WHAT TO PRODUCE »
Quote the records that follow in full and exactly; leave out the pictures.

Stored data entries
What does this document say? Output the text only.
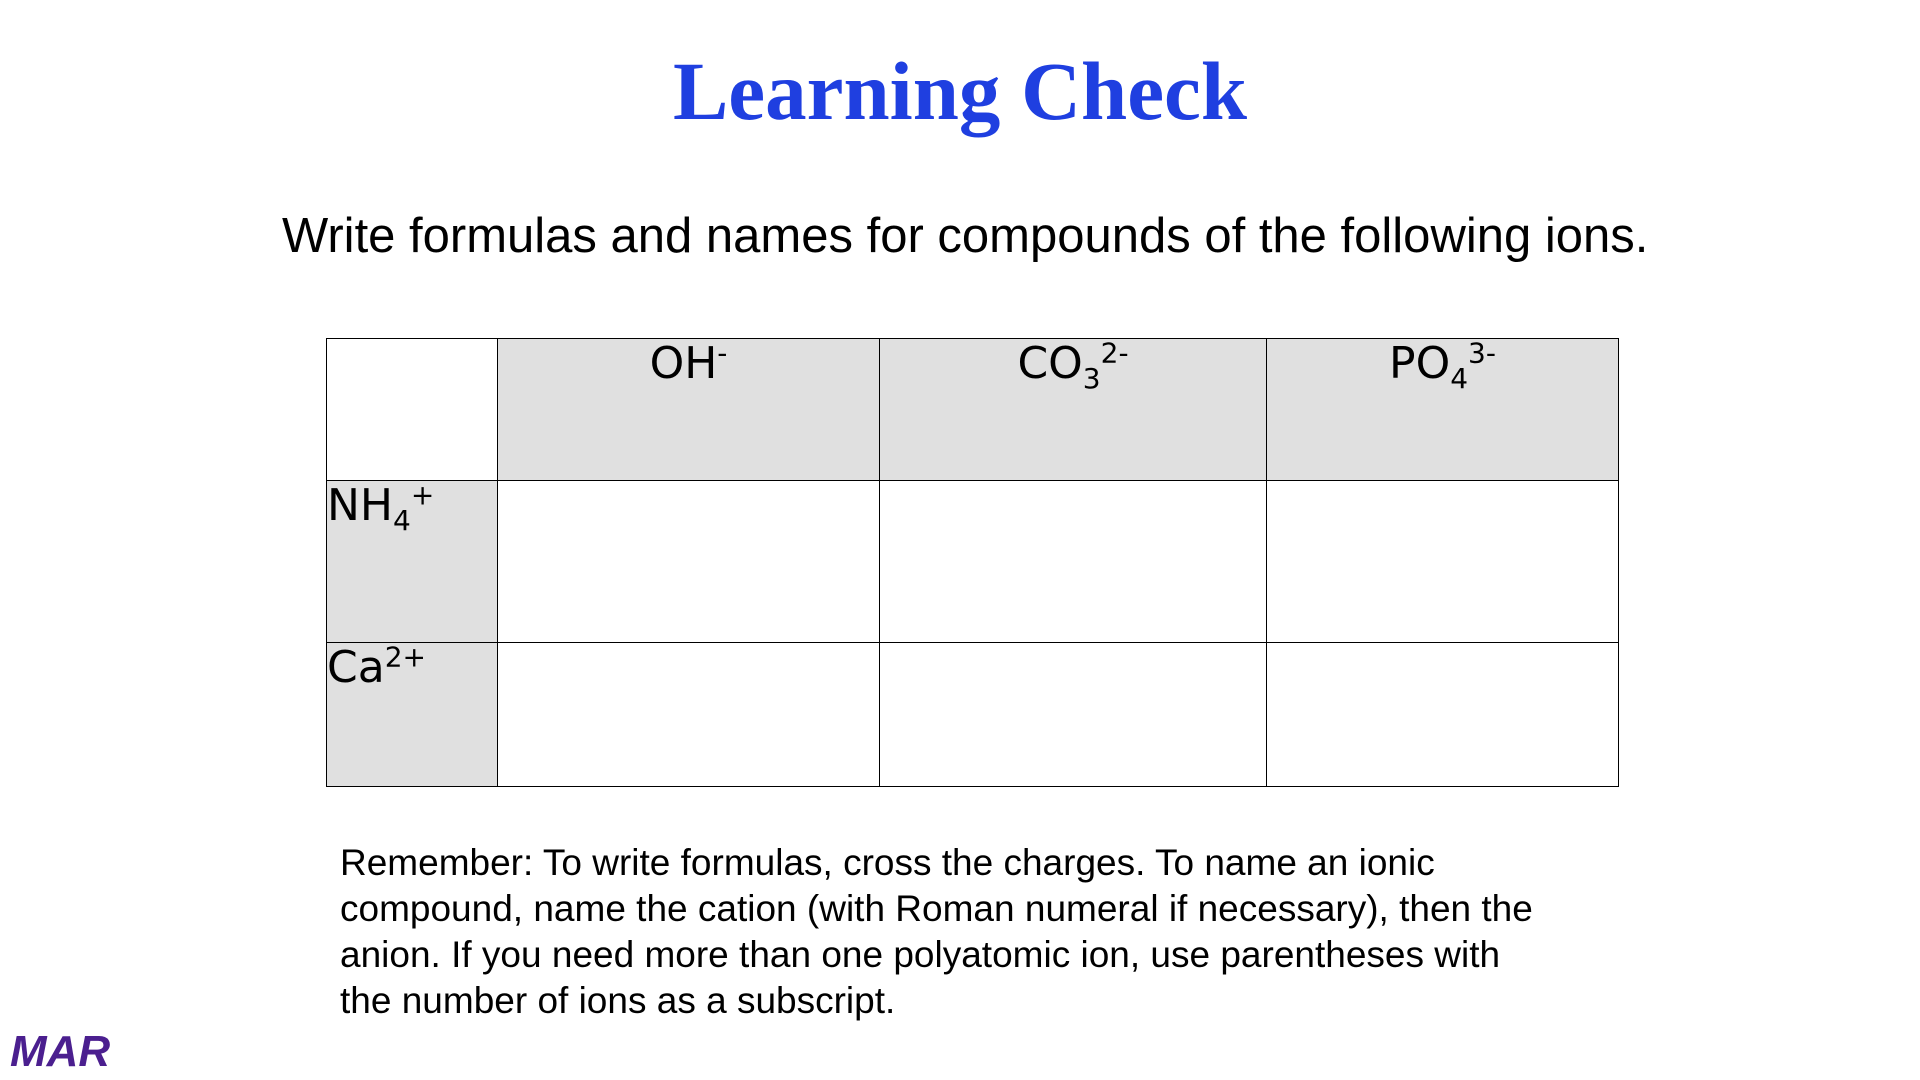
Learning Check
Write formulas and names for compounds of the following ions.
	OH-	$CO_3^{2-}$	$PO_4^{3-}$
$NH_4^+$			
$Ca^{2+}$			
Remember: To write formulas, cross the charges. To name an ionic
compound, name the cation (with Roman numeral if necessary), then the
anion. If you need more than one polyatomic ion, use parentheses with
the number of ions as a subscript.
MAR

RESPONSE BELOW »
What does this document say? Output the text only.
Learning Check
Write formulas and names for compounds of the following ions.
	OH-	$CO_3^{2-}$	$PO_4^{3-}$
$NH_4^+$			
$Ca^{2+}$			
Remember: To write formulas, cross the charges. To name an ionic
compound, name the cation (with Roman numeral if necessary), then the
anion. If you need more than one polyatomic ion, use parentheses with
the number of ions as a subscript.
MAR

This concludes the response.